> Task requirements
Please work out how many lines in the material contain "Inside" and give only that figure.
───── Information given
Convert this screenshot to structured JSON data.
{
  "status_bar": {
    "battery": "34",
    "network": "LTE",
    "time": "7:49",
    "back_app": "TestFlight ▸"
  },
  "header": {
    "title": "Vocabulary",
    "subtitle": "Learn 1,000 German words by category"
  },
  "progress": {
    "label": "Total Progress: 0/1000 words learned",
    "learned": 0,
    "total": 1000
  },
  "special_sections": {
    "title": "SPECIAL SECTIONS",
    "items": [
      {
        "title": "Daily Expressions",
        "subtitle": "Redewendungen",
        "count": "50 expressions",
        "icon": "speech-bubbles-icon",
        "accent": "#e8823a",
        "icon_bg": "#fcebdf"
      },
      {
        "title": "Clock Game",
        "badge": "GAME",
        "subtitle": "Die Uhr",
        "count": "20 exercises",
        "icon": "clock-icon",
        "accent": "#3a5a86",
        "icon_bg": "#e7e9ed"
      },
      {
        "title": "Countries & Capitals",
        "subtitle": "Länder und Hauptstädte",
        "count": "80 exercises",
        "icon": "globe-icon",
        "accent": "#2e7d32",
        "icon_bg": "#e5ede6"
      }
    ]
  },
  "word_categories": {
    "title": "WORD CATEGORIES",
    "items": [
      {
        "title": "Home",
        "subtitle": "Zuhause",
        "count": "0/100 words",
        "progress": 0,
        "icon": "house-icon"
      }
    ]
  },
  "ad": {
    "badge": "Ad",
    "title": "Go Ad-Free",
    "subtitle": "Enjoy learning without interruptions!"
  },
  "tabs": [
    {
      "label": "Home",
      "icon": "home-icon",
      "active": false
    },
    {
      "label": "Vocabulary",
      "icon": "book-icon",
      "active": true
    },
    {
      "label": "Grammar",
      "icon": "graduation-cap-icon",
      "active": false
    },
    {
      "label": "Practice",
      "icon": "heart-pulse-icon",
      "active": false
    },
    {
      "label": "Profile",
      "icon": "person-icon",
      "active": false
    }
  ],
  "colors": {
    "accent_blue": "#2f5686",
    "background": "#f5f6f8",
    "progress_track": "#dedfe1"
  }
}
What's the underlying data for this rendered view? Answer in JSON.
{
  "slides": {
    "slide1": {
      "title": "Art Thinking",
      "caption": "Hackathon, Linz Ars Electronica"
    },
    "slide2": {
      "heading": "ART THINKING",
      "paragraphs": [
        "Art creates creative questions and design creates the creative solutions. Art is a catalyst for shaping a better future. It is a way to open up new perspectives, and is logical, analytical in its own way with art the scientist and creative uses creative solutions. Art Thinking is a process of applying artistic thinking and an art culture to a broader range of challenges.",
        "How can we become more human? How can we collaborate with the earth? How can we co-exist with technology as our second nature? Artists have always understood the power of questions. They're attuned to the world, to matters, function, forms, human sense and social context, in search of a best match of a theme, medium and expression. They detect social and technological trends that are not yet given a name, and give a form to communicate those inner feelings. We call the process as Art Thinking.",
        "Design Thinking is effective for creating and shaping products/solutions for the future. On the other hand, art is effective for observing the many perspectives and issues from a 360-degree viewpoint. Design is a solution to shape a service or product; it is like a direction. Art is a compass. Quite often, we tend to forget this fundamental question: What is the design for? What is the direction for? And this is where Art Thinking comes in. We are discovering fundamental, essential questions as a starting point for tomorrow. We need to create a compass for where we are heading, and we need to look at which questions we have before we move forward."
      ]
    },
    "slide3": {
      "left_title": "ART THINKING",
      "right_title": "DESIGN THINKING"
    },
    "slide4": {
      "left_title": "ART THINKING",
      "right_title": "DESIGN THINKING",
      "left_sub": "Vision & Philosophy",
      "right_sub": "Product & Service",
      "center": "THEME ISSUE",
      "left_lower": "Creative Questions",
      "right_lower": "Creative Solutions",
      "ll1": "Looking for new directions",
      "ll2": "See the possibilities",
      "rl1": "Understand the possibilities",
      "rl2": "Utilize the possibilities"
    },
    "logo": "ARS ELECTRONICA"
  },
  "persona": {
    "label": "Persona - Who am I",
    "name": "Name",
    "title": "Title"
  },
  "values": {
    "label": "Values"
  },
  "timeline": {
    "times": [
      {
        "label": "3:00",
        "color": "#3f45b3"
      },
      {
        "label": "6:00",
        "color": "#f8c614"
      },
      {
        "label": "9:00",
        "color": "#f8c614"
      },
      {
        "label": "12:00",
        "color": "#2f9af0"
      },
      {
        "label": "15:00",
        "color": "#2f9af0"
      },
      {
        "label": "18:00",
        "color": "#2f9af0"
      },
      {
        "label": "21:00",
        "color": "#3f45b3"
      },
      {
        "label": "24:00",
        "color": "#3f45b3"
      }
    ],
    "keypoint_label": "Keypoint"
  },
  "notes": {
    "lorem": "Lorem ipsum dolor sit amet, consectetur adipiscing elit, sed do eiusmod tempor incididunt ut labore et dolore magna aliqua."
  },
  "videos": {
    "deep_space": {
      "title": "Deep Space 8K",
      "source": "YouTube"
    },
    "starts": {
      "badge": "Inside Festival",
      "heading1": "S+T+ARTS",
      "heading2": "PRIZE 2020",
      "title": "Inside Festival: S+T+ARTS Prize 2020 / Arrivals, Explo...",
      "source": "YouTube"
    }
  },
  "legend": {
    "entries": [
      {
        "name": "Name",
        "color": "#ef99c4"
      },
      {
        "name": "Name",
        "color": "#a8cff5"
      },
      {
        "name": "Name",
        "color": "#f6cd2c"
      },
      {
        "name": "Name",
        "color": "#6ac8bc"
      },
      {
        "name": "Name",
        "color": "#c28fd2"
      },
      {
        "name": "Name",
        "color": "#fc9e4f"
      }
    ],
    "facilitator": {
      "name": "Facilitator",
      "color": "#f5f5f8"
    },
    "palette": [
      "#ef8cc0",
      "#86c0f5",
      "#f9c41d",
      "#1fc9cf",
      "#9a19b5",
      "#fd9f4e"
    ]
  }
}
──────────
> Exercise result
2